* THE EXERCISE:
Write out the lines below again word for word, from the line that contains "Patent image size: (1046, 520)." through the final line of the records.

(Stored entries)
— start —

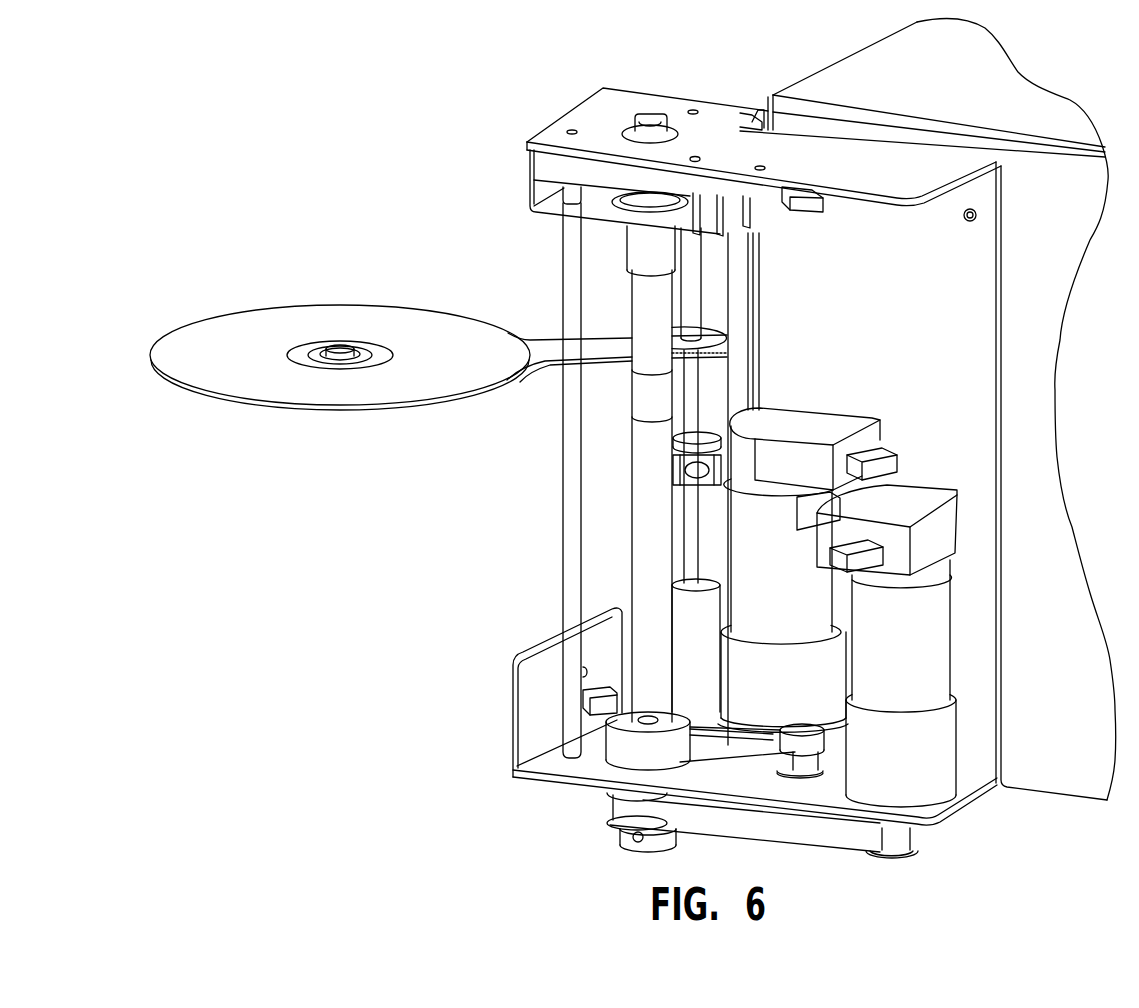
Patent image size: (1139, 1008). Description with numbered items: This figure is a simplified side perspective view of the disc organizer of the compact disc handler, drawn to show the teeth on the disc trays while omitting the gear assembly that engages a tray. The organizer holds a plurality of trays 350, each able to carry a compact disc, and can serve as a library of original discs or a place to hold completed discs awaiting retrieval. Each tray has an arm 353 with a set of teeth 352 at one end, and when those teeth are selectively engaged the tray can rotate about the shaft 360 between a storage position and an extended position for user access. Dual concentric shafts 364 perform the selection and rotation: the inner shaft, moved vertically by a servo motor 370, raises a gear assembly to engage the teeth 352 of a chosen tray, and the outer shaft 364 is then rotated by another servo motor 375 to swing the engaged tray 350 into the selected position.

The tray 350 is at (437, 328).
The teeth 352 is at (733, 373).
The arm 353 is at (605, 347).
The shaft 360 is at (692, 273).
The dual concentric shafts 364 is at (645, 468).
The servo motor 370 is at (920, 493).
The servo motor 375 is at (843, 422).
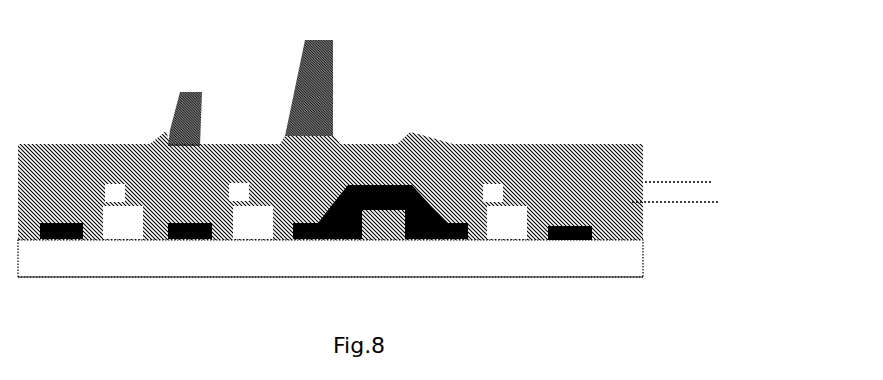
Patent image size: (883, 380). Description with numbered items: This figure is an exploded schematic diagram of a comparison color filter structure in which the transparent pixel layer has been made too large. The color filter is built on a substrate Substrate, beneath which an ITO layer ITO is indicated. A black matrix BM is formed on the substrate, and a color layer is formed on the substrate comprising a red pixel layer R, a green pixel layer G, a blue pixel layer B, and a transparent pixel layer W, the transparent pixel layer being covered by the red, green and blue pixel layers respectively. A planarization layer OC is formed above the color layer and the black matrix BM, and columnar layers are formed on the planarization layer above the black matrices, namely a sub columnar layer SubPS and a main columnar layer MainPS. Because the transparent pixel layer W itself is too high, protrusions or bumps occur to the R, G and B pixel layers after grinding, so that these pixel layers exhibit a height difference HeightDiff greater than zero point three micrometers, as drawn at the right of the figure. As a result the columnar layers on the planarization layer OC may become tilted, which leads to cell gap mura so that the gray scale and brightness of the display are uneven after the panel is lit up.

The planarization layer OC is at (330, 185).
The sub columnar layer SubPS is at (171, 106).
The main columnar layer MainPS is at (343, 88).
The black matrix BM is at (316, 212).
The transparent pixel layer W is at (315, 222).
The red pixel layer R is at (304, 193).
The green pixel layer G is at (239, 192).
The blue pixel layer B is at (360, 193).
The substrate Substrate is at (330, 258).
The ITO layer ITO is at (330, 287).
The height difference HeightDiff is at (659, 180).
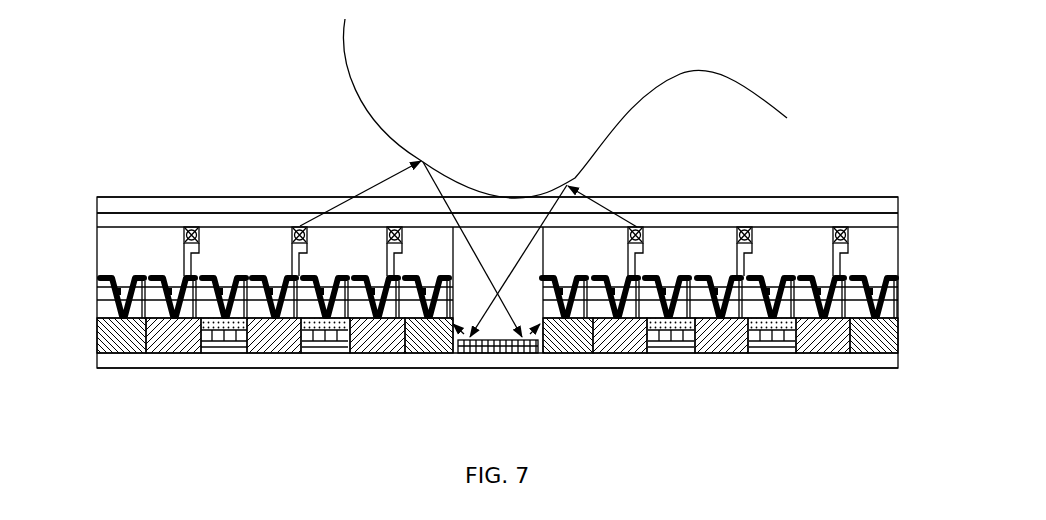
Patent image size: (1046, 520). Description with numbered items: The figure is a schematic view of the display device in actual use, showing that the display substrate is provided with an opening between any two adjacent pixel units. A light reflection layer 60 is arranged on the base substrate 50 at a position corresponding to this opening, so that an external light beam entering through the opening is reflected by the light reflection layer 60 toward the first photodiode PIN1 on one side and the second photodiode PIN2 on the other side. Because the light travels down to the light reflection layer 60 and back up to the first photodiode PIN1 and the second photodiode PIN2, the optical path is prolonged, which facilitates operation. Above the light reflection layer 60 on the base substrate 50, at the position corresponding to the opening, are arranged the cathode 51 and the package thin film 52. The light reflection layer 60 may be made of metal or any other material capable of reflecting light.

The base substrate 50 is at (370, 362).
The cathode 51 is at (815, 220).
The package thin film 52 is at (867, 208).
The light reflection layer 60 is at (502, 353).
The first photodiode PIN1 is at (433, 337).
The second photodiode PIN2 is at (573, 337).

— end —

* RESPONSE BELOW:
Patent image size: (1046, 520). Description with numbered items: The figure is a schematic view of the display device in actual use, showing that the display substrate is provided with an opening between any two adjacent pixel units. A light reflection layer 60 is arranged on the base substrate 50 at a position corresponding to this opening, so that an external light beam entering through the opening is reflected by the light reflection layer 60 toward the first photodiode PIN1 on one side and the second photodiode PIN2 on the other side. Because the light travels down to the light reflection layer 60 and back up to the first photodiode PIN1 and the second photodiode PIN2, the optical path is prolonged, which facilitates operation. Above the light reflection layer 60 on the base substrate 50, at the position corresponding to the opening, are arranged the cathode 51 and the package thin film 52. The light reflection layer 60 may be made of metal or any other material capable of reflecting light.

The base substrate 50 is at (370, 362).
The cathode 51 is at (815, 220).
The package thin film 52 is at (867, 208).
The light reflection layer 60 is at (502, 353).
The first photodiode PIN1 is at (433, 337).
The second photodiode PIN2 is at (573, 337).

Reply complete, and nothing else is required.